==== TASK INPUT ====

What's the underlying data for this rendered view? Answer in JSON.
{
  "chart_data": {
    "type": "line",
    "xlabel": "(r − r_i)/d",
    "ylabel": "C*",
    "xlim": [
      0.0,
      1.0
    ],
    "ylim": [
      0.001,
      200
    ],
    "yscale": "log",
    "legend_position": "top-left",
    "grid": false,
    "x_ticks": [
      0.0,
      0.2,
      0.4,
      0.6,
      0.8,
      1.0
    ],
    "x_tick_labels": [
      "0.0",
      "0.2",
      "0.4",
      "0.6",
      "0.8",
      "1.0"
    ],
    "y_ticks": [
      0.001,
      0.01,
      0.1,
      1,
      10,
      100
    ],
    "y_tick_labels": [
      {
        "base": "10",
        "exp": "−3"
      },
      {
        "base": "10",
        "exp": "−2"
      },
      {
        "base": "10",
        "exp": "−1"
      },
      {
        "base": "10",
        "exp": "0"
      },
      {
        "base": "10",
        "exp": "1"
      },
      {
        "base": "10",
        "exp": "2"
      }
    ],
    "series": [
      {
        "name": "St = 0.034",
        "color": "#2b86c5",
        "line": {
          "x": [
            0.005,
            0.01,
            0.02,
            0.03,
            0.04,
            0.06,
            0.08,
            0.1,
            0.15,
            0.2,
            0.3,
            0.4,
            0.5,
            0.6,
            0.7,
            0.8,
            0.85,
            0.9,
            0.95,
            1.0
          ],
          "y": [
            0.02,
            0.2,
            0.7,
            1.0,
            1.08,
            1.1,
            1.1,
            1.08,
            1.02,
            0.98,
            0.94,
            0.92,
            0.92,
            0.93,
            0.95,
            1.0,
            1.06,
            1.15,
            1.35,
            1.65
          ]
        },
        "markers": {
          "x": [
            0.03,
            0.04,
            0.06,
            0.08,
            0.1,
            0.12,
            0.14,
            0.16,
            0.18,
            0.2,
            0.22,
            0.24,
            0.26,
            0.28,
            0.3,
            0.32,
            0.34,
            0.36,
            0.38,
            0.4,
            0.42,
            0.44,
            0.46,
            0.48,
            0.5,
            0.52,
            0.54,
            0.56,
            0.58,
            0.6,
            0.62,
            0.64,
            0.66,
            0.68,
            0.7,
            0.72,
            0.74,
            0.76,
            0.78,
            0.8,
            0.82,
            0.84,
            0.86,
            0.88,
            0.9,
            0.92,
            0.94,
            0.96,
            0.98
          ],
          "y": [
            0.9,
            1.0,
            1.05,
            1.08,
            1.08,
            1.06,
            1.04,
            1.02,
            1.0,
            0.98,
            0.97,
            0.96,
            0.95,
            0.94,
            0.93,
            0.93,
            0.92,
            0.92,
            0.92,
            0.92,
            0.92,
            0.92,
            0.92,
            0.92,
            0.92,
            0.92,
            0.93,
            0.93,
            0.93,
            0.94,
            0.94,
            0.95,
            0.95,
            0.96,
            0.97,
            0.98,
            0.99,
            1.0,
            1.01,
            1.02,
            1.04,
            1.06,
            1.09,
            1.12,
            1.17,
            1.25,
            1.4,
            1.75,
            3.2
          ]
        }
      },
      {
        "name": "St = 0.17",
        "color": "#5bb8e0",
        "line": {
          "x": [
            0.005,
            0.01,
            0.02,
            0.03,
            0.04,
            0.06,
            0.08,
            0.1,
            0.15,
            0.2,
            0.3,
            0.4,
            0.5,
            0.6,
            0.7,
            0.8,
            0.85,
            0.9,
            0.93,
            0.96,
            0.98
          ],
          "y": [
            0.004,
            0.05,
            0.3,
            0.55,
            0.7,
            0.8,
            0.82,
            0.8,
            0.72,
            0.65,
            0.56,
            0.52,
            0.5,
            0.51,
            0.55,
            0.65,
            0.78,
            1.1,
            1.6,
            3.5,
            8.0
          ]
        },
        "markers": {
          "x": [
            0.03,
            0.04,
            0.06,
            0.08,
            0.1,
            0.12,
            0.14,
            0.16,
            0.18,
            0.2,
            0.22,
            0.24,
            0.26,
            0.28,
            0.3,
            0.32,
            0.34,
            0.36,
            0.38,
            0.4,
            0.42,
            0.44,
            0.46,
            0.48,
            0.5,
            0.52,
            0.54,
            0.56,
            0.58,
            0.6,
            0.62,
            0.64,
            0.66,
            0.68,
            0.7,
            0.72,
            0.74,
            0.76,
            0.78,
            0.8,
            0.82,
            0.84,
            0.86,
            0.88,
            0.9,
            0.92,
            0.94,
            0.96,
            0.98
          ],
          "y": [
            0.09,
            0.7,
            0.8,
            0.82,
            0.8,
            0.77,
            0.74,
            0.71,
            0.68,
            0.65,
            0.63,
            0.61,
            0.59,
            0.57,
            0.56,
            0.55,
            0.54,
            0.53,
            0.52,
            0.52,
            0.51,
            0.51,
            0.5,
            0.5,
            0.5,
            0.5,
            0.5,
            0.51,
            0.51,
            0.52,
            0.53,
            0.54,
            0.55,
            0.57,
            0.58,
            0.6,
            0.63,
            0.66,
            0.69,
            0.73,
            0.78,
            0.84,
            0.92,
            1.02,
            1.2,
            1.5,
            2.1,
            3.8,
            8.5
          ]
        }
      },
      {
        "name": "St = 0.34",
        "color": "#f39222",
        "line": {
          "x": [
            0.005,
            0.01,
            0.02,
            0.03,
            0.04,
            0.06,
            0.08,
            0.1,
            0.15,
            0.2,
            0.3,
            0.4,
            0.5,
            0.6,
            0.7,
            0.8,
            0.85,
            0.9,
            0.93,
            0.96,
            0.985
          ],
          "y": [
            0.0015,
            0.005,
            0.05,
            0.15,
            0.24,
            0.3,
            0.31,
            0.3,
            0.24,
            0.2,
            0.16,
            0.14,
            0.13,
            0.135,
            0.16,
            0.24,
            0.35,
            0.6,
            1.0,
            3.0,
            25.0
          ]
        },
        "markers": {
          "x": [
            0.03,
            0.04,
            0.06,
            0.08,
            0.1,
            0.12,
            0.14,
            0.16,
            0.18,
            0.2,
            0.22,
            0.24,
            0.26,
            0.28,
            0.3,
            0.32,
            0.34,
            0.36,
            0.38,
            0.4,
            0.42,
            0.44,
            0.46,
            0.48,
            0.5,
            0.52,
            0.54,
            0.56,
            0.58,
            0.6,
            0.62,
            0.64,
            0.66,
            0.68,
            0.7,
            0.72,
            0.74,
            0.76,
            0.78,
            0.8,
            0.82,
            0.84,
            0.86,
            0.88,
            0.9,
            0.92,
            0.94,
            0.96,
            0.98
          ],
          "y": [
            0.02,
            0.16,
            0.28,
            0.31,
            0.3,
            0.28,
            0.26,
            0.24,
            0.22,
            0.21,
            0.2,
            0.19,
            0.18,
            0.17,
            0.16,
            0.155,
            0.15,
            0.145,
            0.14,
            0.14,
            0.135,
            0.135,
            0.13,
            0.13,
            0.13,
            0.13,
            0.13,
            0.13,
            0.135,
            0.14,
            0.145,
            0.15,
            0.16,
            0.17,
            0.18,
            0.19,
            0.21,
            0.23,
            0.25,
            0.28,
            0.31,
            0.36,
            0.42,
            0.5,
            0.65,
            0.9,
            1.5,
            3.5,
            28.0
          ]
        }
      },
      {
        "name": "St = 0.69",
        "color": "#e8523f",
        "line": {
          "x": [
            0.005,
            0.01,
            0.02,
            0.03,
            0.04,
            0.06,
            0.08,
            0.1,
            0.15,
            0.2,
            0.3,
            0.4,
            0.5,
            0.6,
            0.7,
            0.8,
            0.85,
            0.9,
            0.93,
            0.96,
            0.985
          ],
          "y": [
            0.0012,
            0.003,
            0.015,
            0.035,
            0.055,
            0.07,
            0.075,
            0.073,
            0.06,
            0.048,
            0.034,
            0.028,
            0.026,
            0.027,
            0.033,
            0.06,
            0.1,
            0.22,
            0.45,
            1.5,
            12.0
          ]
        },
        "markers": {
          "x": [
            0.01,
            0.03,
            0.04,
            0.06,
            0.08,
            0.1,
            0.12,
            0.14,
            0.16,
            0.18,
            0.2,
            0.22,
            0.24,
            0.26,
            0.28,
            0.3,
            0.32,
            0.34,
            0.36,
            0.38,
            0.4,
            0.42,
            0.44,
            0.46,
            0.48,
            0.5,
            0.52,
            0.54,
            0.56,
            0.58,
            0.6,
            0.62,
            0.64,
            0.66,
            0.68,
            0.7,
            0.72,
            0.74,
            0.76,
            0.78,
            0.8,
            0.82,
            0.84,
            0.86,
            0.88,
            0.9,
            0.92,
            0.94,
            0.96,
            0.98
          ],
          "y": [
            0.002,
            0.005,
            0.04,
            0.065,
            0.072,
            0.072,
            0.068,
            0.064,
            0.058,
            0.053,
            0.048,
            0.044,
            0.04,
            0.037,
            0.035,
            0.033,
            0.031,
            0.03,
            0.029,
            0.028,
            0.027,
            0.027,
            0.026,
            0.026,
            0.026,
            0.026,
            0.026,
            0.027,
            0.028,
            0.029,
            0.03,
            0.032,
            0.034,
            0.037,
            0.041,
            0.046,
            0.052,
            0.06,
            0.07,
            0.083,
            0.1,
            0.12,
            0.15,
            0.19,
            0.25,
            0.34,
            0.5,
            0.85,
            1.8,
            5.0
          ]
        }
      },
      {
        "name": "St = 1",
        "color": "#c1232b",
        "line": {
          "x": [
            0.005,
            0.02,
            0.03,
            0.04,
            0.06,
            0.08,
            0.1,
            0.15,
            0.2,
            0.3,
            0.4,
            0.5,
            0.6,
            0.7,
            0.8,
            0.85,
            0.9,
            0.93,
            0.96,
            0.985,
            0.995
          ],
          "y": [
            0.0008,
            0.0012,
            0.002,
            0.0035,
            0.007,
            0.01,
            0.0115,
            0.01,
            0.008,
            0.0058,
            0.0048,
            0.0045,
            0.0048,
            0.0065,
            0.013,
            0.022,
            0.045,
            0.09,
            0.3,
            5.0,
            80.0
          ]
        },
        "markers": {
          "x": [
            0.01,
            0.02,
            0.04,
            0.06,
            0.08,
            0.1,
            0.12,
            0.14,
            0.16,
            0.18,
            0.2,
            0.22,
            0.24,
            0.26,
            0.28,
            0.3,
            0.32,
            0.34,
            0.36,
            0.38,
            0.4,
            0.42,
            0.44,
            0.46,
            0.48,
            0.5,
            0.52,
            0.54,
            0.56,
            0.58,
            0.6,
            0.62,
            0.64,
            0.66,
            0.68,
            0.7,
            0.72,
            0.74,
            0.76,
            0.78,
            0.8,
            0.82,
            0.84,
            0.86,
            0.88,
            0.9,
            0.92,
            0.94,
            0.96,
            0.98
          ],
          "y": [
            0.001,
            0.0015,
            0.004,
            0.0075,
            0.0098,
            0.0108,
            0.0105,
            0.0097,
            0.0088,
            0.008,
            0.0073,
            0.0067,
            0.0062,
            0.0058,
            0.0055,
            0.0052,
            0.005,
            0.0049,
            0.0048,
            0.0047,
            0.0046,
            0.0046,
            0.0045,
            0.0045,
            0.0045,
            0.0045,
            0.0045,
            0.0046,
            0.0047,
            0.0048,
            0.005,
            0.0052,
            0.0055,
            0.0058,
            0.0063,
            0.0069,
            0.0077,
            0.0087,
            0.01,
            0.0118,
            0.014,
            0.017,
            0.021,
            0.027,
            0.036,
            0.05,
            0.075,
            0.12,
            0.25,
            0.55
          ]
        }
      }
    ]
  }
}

====

WORK REQUIRED: Across the data above, how many lines include the word "color"? Give only the count.

COMPLETE RESPONSE: 5